Text provided.
* * *
Is Finding a Fault in a Domestic Central Heating System Like Finding a Software Bug?

In the middle of a kitchen refit, our central heating (CH) system started experiencing frequent drops in pressure that required refilling for re-pressuring the boiler. Such drops in pressure can be for several reasons, some trivial and some serious and it is important to find the root cause (more on this later). Investigation for the more serious reasons requires professional expertise and expensive tools. Realistically, only airlocks are fixable by the average householder.

As noted above, the manifestation of the problem is a pressure drop leading to the boiler switching off (safety) leading to a cold house and a disgruntled householder.

Faults and the Central Heating System

Reasons for a loss of pressure are attributed to the following categories of causes: (Any simple web search will expose these reasons).

  1. Boiler faults such as faulty pressure release valves; faulty heat exchanges; faulty expansion vessels, faulty auto air vents.
  2. Air locks in the system.
  3. Water leaks such as leaking radiator valves, leaking radiators or leaking pipes.

The CH system is a fairly simple component-based system that can be described by the following UML conceptual model (Figure 1).
* * *
(Document layout analysis data)
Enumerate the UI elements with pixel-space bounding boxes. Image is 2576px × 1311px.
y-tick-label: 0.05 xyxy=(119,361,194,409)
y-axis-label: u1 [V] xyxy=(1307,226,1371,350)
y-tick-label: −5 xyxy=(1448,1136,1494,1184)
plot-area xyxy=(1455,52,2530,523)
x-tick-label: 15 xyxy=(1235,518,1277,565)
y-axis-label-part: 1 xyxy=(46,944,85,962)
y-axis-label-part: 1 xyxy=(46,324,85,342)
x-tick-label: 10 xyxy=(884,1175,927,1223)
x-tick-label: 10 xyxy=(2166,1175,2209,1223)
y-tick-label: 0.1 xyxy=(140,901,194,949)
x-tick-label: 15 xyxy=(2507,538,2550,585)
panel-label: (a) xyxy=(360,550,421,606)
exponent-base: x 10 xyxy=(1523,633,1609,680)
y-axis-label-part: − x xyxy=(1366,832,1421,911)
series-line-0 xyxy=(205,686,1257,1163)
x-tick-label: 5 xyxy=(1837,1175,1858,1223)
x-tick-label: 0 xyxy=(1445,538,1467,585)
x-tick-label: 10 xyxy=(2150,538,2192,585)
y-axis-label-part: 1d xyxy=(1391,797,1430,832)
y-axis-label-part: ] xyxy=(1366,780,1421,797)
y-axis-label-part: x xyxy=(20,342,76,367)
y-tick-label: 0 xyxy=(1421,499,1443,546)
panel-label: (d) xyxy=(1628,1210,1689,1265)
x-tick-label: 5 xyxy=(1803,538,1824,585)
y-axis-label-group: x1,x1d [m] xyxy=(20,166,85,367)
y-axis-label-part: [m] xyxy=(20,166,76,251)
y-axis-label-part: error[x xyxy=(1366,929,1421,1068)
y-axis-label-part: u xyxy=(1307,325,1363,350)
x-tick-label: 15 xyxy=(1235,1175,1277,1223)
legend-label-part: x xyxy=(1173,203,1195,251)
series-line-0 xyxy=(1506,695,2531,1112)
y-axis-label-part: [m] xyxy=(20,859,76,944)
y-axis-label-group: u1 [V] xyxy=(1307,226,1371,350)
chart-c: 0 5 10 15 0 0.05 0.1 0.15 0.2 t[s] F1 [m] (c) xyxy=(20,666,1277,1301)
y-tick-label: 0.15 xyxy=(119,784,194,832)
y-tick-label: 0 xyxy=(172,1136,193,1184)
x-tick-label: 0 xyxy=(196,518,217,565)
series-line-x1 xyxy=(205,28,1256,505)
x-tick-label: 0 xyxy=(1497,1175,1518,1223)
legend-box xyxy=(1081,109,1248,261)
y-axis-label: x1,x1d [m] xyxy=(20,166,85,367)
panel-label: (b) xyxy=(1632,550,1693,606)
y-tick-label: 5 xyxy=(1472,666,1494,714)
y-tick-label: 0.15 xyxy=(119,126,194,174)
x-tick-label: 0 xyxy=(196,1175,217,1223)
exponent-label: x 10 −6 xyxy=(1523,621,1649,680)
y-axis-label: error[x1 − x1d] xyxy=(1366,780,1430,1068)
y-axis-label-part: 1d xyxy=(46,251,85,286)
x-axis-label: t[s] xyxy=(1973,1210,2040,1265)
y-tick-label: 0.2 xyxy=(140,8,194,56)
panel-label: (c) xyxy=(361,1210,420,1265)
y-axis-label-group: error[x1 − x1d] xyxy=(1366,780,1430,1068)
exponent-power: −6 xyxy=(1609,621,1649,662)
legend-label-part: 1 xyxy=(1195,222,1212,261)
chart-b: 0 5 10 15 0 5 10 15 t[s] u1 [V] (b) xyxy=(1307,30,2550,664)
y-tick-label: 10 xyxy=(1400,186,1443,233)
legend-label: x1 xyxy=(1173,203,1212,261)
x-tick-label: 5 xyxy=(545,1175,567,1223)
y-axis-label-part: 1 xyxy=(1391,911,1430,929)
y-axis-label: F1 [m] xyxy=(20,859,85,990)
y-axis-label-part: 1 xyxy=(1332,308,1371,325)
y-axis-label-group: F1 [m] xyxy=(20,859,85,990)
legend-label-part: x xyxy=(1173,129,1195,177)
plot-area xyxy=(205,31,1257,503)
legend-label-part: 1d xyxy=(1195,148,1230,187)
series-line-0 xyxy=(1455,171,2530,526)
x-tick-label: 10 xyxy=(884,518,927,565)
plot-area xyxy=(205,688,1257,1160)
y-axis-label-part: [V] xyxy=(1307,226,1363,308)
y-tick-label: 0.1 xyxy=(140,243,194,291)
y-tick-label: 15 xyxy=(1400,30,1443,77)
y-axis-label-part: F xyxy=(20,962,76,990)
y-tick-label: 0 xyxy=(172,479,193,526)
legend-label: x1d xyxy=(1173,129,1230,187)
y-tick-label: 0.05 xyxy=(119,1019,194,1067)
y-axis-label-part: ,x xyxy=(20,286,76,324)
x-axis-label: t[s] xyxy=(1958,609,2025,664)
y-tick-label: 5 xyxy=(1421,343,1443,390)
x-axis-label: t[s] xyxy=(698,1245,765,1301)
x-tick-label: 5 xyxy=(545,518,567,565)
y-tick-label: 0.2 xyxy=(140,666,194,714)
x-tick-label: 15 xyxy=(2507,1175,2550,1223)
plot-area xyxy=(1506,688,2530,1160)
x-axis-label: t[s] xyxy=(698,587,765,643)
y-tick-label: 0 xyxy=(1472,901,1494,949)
* * *
Task goal.
Extend the article on central heating faults, starting after its last sentence. The listing is separate material and has no connection to the central heating article.

Exercise response.
Figure 1. Conceptual Model

The CH system comprises the following components: The boiler; radiators, a hot water tank, a set of hot water supply taps (for sinks etc) and a pipe network that connects these components. Two start pipes connected to the boiler supply hot water to the radiators and to the hot water tank. A connector (pipe) between two components (e.g. radiator) is conceptually a single pipe but may be composed of a several pipe lengths that are joined. A join is of course, potentially, a source of a leak.

The state of the CH system can be represented by the simple state model of the system shown in Figure 2. The states are important as root cause investigation steps are dependent upon the state of the CH system.

Figure 2. CH State Model

The Tools and Techniques of Leak Detection

When the Leak Investigation team arrives, they come with a set of tools:

  1. Thermal imaging cameras for following heat trails.
  2. Damp detection toolkit.
  3. Oxygen supply and “Stethoscopes” for listening for air bubbles.
  4. Hydrogen supply and Gas detection tools.

They also have a specific plan of ordered tasks that requires the heating system to be in specific states. Before arrival, they expect that the heating system is set to run. This is important as they need to map out the routing of the pipes across the residence. In effect they are documenting the system architecture.

They then perform a visual inspection of the system by which they establish the size of the CH system and also look for very obvious leaks. (householder should already have done this before calling out these very expensive people!).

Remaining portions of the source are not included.